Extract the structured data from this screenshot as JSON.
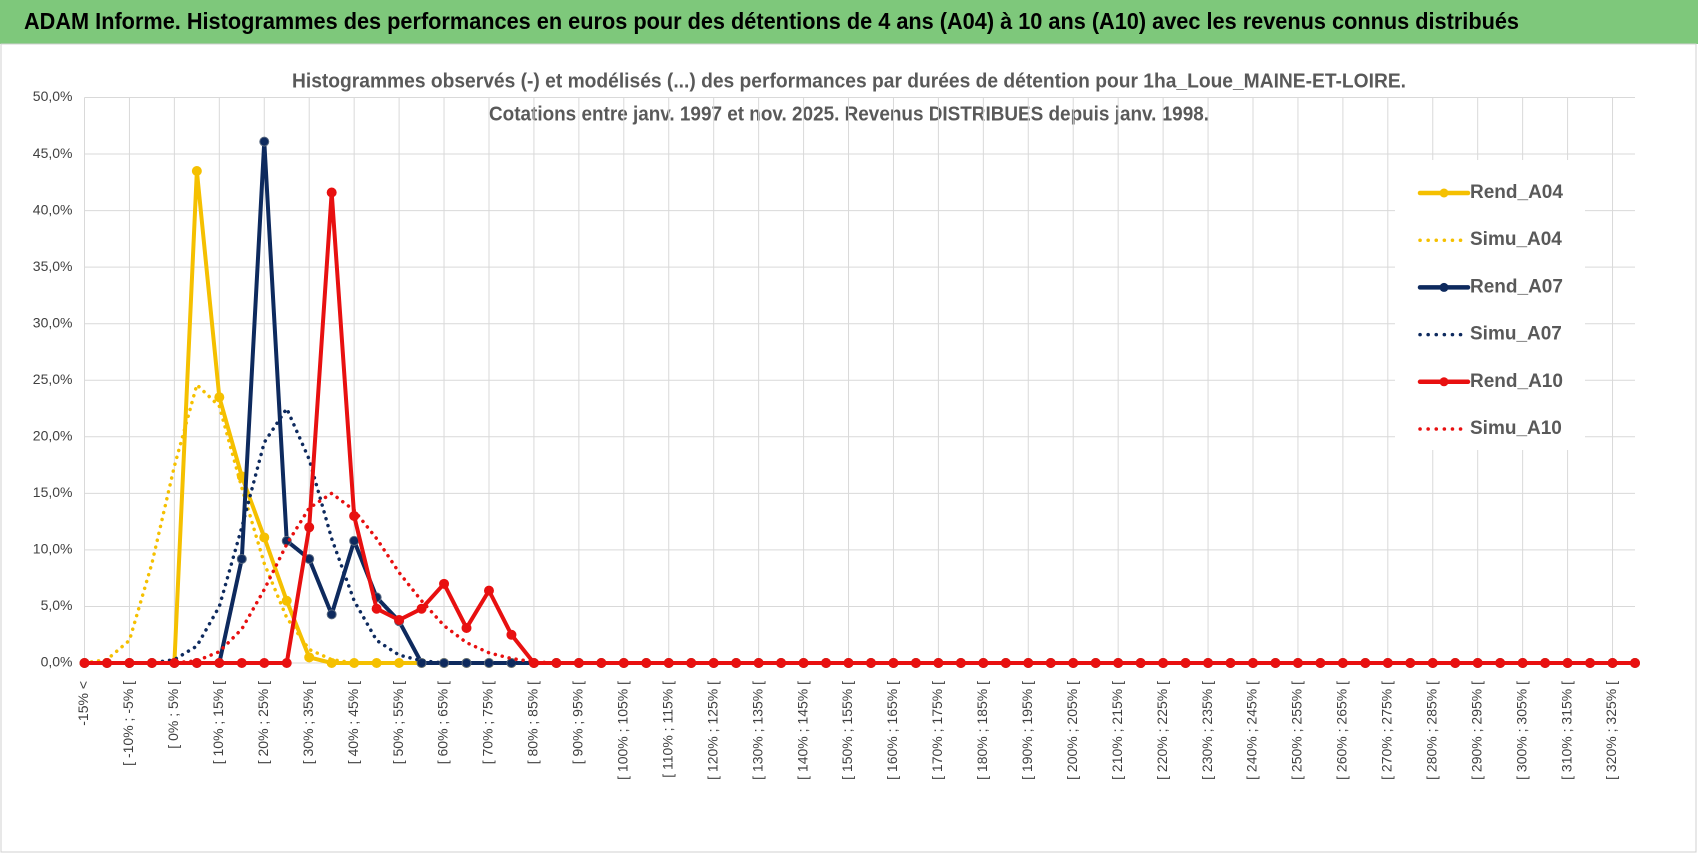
{
  "header": {
    "title": "ADAM Informe. Histogrammes des performances en euros pour des détentions de 4 ans (A04) à 10 ans (A10) avec les revenus connus distribués"
  },
  "chart_data": {
    "type": "line",
    "title": "Histogrammes observés (-) et modélisés (...) des performances par durées de détention pour 1ha_Loue_MAINE-ET-LOIRE.",
    "subtitle": "Cotations entre janv. 1997 et nov. 2025. Revenus DISTRIBUES depuis janv. 1998.",
    "categories": [
      "-15% <",
      null,
      "[ -10% ; -5% [",
      null,
      "[ 0% ; 5% [",
      null,
      "[ 10% ; 15% [",
      null,
      "[ 20% ; 25% [",
      null,
      "[ 30% ; 35% [",
      null,
      "[ 40% ; 45% [",
      null,
      "[ 50% ; 55% [",
      null,
      "[ 60% ; 65% [",
      null,
      "[ 70% ; 75% [",
      null,
      "[ 80% ; 85% [",
      null,
      "[ 90% ; 95% [",
      null,
      "[ 100% ; 105% [",
      null,
      "[ 110% ; 115% [",
      null,
      "[ 120% ; 125% [",
      null,
      "[ 130% ; 135% [",
      null,
      "[ 140% ; 145% [",
      null,
      "[ 150% ; 155% [",
      null,
      "[ 160% ; 165% [",
      null,
      "[ 170% ; 175% [",
      null,
      "[ 180% ; 185% [",
      null,
      "[ 190% ; 195% [",
      null,
      "[ 200% ; 205% [",
      null,
      "[ 210% ; 215% [",
      null,
      "[ 220% ; 225% [",
      null,
      "[ 230% ; 235% [",
      null,
      "[ 240% ; 245% [",
      null,
      "[ 250% ; 255% [",
      null,
      "[ 260% ; 265% [",
      null,
      "[ 270% ; 275% [",
      null,
      "[ 280% ; 285% [",
      null,
      "[ 290% ; 295% [",
      null,
      "[ 300% ; 305% [",
      null,
      "[ 310% ; 315% [",
      null,
      "[ 320% ; 325% [",
      null
    ],
    "series": [
      {
        "name": "Rend_A04",
        "color": "#f5c000",
        "style": "solid",
        "markers": true,
        "values": [
          0,
          0,
          0,
          0,
          0,
          43.5,
          23.5,
          16.5,
          11.1,
          5.5,
          0.5,
          0,
          0,
          0,
          0,
          0,
          0,
          0,
          0,
          0,
          0,
          0,
          0,
          0,
          0,
          0,
          0,
          0,
          0,
          0,
          0,
          0,
          0,
          0,
          0,
          0,
          0,
          0,
          0,
          0,
          0,
          0,
          0,
          0,
          0,
          0,
          0,
          0,
          0,
          0,
          0,
          0,
          0,
          0,
          0,
          0,
          0,
          0,
          0,
          0,
          0,
          0,
          0,
          0,
          0,
          0,
          0,
          0,
          0,
          0
        ]
      },
      {
        "name": "Simu_A04",
        "color": "#f5c000",
        "style": "dotted",
        "markers": false,
        "values": [
          0,
          0.3,
          2,
          8.8,
          17.4,
          24.6,
          22.7,
          15.5,
          8.8,
          4,
          1.2,
          0.3,
          0,
          0,
          0,
          0,
          0,
          0,
          0,
          0,
          0,
          0,
          0,
          0,
          0,
          0,
          0,
          0,
          0,
          0,
          0,
          0,
          0,
          0,
          0,
          0,
          0,
          0,
          0,
          0,
          0,
          0,
          0,
          0,
          0,
          0,
          0,
          0,
          0,
          0,
          0,
          0,
          0,
          0,
          0,
          0,
          0,
          0,
          0,
          0,
          0,
          0,
          0,
          0,
          0,
          0,
          0,
          0,
          0,
          0
        ]
      },
      {
        "name": "Rend_A07",
        "color": "#0e2a5e",
        "style": "solid",
        "markers": true,
        "values": [
          0,
          0,
          0,
          0,
          0,
          0,
          0,
          9.2,
          46.1,
          10.8,
          9.2,
          4.3,
          10.8,
          5.8,
          3.7,
          0,
          0,
          0,
          0,
          0,
          0,
          0,
          0,
          0,
          0,
          0,
          0,
          0,
          0,
          0,
          0,
          0,
          0,
          0,
          0,
          0,
          0,
          0,
          0,
          0,
          0,
          0,
          0,
          0,
          0,
          0,
          0,
          0,
          0,
          0,
          0,
          0,
          0,
          0,
          0,
          0,
          0,
          0,
          0,
          0,
          0,
          0,
          0,
          0,
          0,
          0,
          0,
          0,
          0,
          0
        ]
      },
      {
        "name": "Simu_A07",
        "color": "#0e2a5e",
        "style": "dotted",
        "markers": false,
        "values": [
          0,
          0,
          0,
          0,
          0.3,
          1.5,
          5,
          12,
          19.5,
          22.5,
          18,
          11,
          5.5,
          2,
          0.7,
          0.2,
          0,
          0,
          0,
          0,
          0,
          0,
          0,
          0,
          0,
          0,
          0,
          0,
          0,
          0,
          0,
          0,
          0,
          0,
          0,
          0,
          0,
          0,
          0,
          0,
          0,
          0,
          0,
          0,
          0,
          0,
          0,
          0,
          0,
          0,
          0,
          0,
          0,
          0,
          0,
          0,
          0,
          0,
          0,
          0,
          0,
          0,
          0,
          0,
          0,
          0,
          0,
          0,
          0,
          0
        ]
      },
      {
        "name": "Rend_A10",
        "color": "#e81010",
        "style": "solid",
        "markers": true,
        "values": [
          0,
          0,
          0,
          0,
          0,
          0,
          0,
          0,
          0,
          0,
          12,
          41.6,
          13,
          4.8,
          3.8,
          4.8,
          7,
          3.1,
          6.4,
          2.5,
          0,
          0,
          0,
          0,
          0,
          0,
          0,
          0,
          0,
          0,
          0,
          0,
          0,
          0,
          0,
          0,
          0,
          0,
          0,
          0,
          0,
          0,
          0,
          0,
          0,
          0,
          0,
          0,
          0,
          0,
          0,
          0,
          0,
          0,
          0,
          0,
          0,
          0,
          0,
          0,
          0,
          0,
          0,
          0,
          0,
          0,
          0,
          0,
          0,
          0
        ]
      },
      {
        "name": "Simu_A10",
        "color": "#e81010",
        "style": "dotted",
        "markers": false,
        "values": [
          0,
          0,
          0,
          0,
          0,
          0.2,
          1,
          3,
          6.5,
          10.5,
          13.7,
          15,
          13.5,
          11,
          8,
          5.5,
          3.3,
          1.8,
          0.9,
          0.4,
          0.1,
          0,
          0,
          0,
          0,
          0,
          0,
          0,
          0,
          0,
          0,
          0,
          0,
          0,
          0,
          0,
          0,
          0,
          0,
          0,
          0,
          0,
          0,
          0,
          0,
          0,
          0,
          0,
          0,
          0,
          0,
          0,
          0,
          0,
          0,
          0,
          0,
          0,
          0,
          0,
          0,
          0,
          0,
          0,
          0,
          0,
          0,
          0,
          0,
          0
        ]
      }
    ],
    "ylim": [
      0,
      50
    ],
    "yticks": [
      {
        "value": 0,
        "label": "0,0%"
      },
      {
        "value": 5,
        "label": "5,0%"
      },
      {
        "value": 10,
        "label": "10,0%"
      },
      {
        "value": 15,
        "label": "15,0%"
      },
      {
        "value": 20,
        "label": "20,0%"
      },
      {
        "value": 25,
        "label": "25,0%"
      },
      {
        "value": 30,
        "label": "30,0%"
      },
      {
        "value": 35,
        "label": "35,0%"
      },
      {
        "value": 40,
        "label": "40,0%"
      },
      {
        "value": 45,
        "label": "45,0%"
      },
      {
        "value": 50,
        "label": "50,0%"
      }
    ],
    "grid": true,
    "legend": "right"
  }
}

- DIRECTIVE -
Above are the records; reproduce them exactly and leave out the pictures.

- EXERCISE RESPONSE -
Extract the structured data from this screenshot as JSON.
{
  "header": {
    "title": "ADAM Informe. Histogrammes des performances en euros pour des détentions de 4 ans (A04) à 10 ans (A10) avec les revenus connus distribués"
  },
  "chart_data": {
    "type": "line",
    "title": "Histogrammes observés (-) et modélisés (...) des performances par durées de détention pour 1ha_Loue_MAINE-ET-LOIRE.",
    "subtitle": "Cotations entre janv. 1997 et nov. 2025. Revenus DISTRIBUES depuis janv. 1998.",
    "categories": [
      "-15% <",
      null,
      "[ -10% ; -5% [",
      null,
      "[ 0% ; 5% [",
      null,
      "[ 10% ; 15% [",
      null,
      "[ 20% ; 25% [",
      null,
      "[ 30% ; 35% [",
      null,
      "[ 40% ; 45% [",
      null,
      "[ 50% ; 55% [",
      null,
      "[ 60% ; 65% [",
      null,
      "[ 70% ; 75% [",
      null,
      "[ 80% ; 85% [",
      null,
      "[ 90% ; 95% [",
      null,
      "[ 100% ; 105% [",
      null,
      "[ 110% ; 115% [",
      null,
      "[ 120% ; 125% [",
      null,
      "[ 130% ; 135% [",
      null,
      "[ 140% ; 145% [",
      null,
      "[ 150% ; 155% [",
      null,
      "[ 160% ; 165% [",
      null,
      "[ 170% ; 175% [",
      null,
      "[ 180% ; 185% [",
      null,
      "[ 190% ; 195% [",
      null,
      "[ 200% ; 205% [",
      null,
      "[ 210% ; 215% [",
      null,
      "[ 220% ; 225% [",
      null,
      "[ 230% ; 235% [",
      null,
      "[ 240% ; 245% [",
      null,
      "[ 250% ; 255% [",
      null,
      "[ 260% ; 265% [",
      null,
      "[ 270% ; 275% [",
      null,
      "[ 280% ; 285% [",
      null,
      "[ 290% ; 295% [",
      null,
      "[ 300% ; 305% [",
      null,
      "[ 310% ; 315% [",
      null,
      "[ 320% ; 325% [",
      null
    ],
    "series": [
      {
        "name": "Rend_A04",
        "color": "#f5c000",
        "style": "solid",
        "markers": true,
        "values": [
          0,
          0,
          0,
          0,
          0,
          43.5,
          23.5,
          16.5,
          11.1,
          5.5,
          0.5,
          0,
          0,
          0,
          0,
          0,
          0,
          0,
          0,
          0,
          0,
          0,
          0,
          0,
          0,
          0,
          0,
          0,
          0,
          0,
          0,
          0,
          0,
          0,
          0,
          0,
          0,
          0,
          0,
          0,
          0,
          0,
          0,
          0,
          0,
          0,
          0,
          0,
          0,
          0,
          0,
          0,
          0,
          0,
          0,
          0,
          0,
          0,
          0,
          0,
          0,
          0,
          0,
          0,
          0,
          0,
          0,
          0,
          0,
          0
        ]
      },
      {
        "name": "Simu_A04",
        "color": "#f5c000",
        "style": "dotted",
        "markers": false,
        "values": [
          0,
          0.3,
          2,
          8.8,
          17.4,
          24.6,
          22.7,
          15.5,
          8.8,
          4,
          1.2,
          0.3,
          0,
          0,
          0,
          0,
          0,
          0,
          0,
          0,
          0,
          0,
          0,
          0,
          0,
          0,
          0,
          0,
          0,
          0,
          0,
          0,
          0,
          0,
          0,
          0,
          0,
          0,
          0,
          0,
          0,
          0,
          0,
          0,
          0,
          0,
          0,
          0,
          0,
          0,
          0,
          0,
          0,
          0,
          0,
          0,
          0,
          0,
          0,
          0,
          0,
          0,
          0,
          0,
          0,
          0,
          0,
          0,
          0,
          0
        ]
      },
      {
        "name": "Rend_A07",
        "color": "#0e2a5e",
        "style": "solid",
        "markers": true,
        "values": [
          0,
          0,
          0,
          0,
          0,
          0,
          0,
          9.2,
          46.1,
          10.8,
          9.2,
          4.3,
          10.8,
          5.8,
          3.7,
          0,
          0,
          0,
          0,
          0,
          0,
          0,
          0,
          0,
          0,
          0,
          0,
          0,
          0,
          0,
          0,
          0,
          0,
          0,
          0,
          0,
          0,
          0,
          0,
          0,
          0,
          0,
          0,
          0,
          0,
          0,
          0,
          0,
          0,
          0,
          0,
          0,
          0,
          0,
          0,
          0,
          0,
          0,
          0,
          0,
          0,
          0,
          0,
          0,
          0,
          0,
          0,
          0,
          0,
          0
        ]
      },
      {
        "name": "Simu_A07",
        "color": "#0e2a5e",
        "style": "dotted",
        "markers": false,
        "values": [
          0,
          0,
          0,
          0,
          0.3,
          1.5,
          5,
          12,
          19.5,
          22.5,
          18,
          11,
          5.5,
          2,
          0.7,
          0.2,
          0,
          0,
          0,
          0,
          0,
          0,
          0,
          0,
          0,
          0,
          0,
          0,
          0,
          0,
          0,
          0,
          0,
          0,
          0,
          0,
          0,
          0,
          0,
          0,
          0,
          0,
          0,
          0,
          0,
          0,
          0,
          0,
          0,
          0,
          0,
          0,
          0,
          0,
          0,
          0,
          0,
          0,
          0,
          0,
          0,
          0,
          0,
          0,
          0,
          0,
          0,
          0,
          0,
          0
        ]
      },
      {
        "name": "Rend_A10",
        "color": "#e81010",
        "style": "solid",
        "markers": true,
        "values": [
          0,
          0,
          0,
          0,
          0,
          0,
          0,
          0,
          0,
          0,
          12,
          41.6,
          13,
          4.8,
          3.8,
          4.8,
          7,
          3.1,
          6.4,
          2.5,
          0,
          0,
          0,
          0,
          0,
          0,
          0,
          0,
          0,
          0,
          0,
          0,
          0,
          0,
          0,
          0,
          0,
          0,
          0,
          0,
          0,
          0,
          0,
          0,
          0,
          0,
          0,
          0,
          0,
          0,
          0,
          0,
          0,
          0,
          0,
          0,
          0,
          0,
          0,
          0,
          0,
          0,
          0,
          0,
          0,
          0,
          0,
          0,
          0,
          0
        ]
      },
      {
        "name": "Simu_A10",
        "color": "#e81010",
        "style": "dotted",
        "markers": false,
        "values": [
          0,
          0,
          0,
          0,
          0,
          0.2,
          1,
          3,
          6.5,
          10.5,
          13.7,
          15,
          13.5,
          11,
          8,
          5.5,
          3.3,
          1.8,
          0.9,
          0.4,
          0.1,
          0,
          0,
          0,
          0,
          0,
          0,
          0,
          0,
          0,
          0,
          0,
          0,
          0,
          0,
          0,
          0,
          0,
          0,
          0,
          0,
          0,
          0,
          0,
          0,
          0,
          0,
          0,
          0,
          0,
          0,
          0,
          0,
          0,
          0,
          0,
          0,
          0,
          0,
          0,
          0,
          0,
          0,
          0,
          0,
          0,
          0,
          0,
          0,
          0
        ]
      }
    ],
    "ylim": [
      0,
      50
    ],
    "yticks": [
      {
        "value": 0,
        "label": "0,0%"
      },
      {
        "value": 5,
        "label": "5,0%"
      },
      {
        "value": 10,
        "label": "10,0%"
      },
      {
        "value": 15,
        "label": "15,0%"
      },
      {
        "value": 20,
        "label": "20,0%"
      },
      {
        "value": 25,
        "label": "25,0%"
      },
      {
        "value": 30,
        "label": "30,0%"
      },
      {
        "value": 35,
        "label": "35,0%"
      },
      {
        "value": 40,
        "label": "40,0%"
      },
      {
        "value": 45,
        "label": "45,0%"
      },
      {
        "value": 50,
        "label": "50,0%"
      }
    ],
    "grid": true,
    "legend": "right"
  }
}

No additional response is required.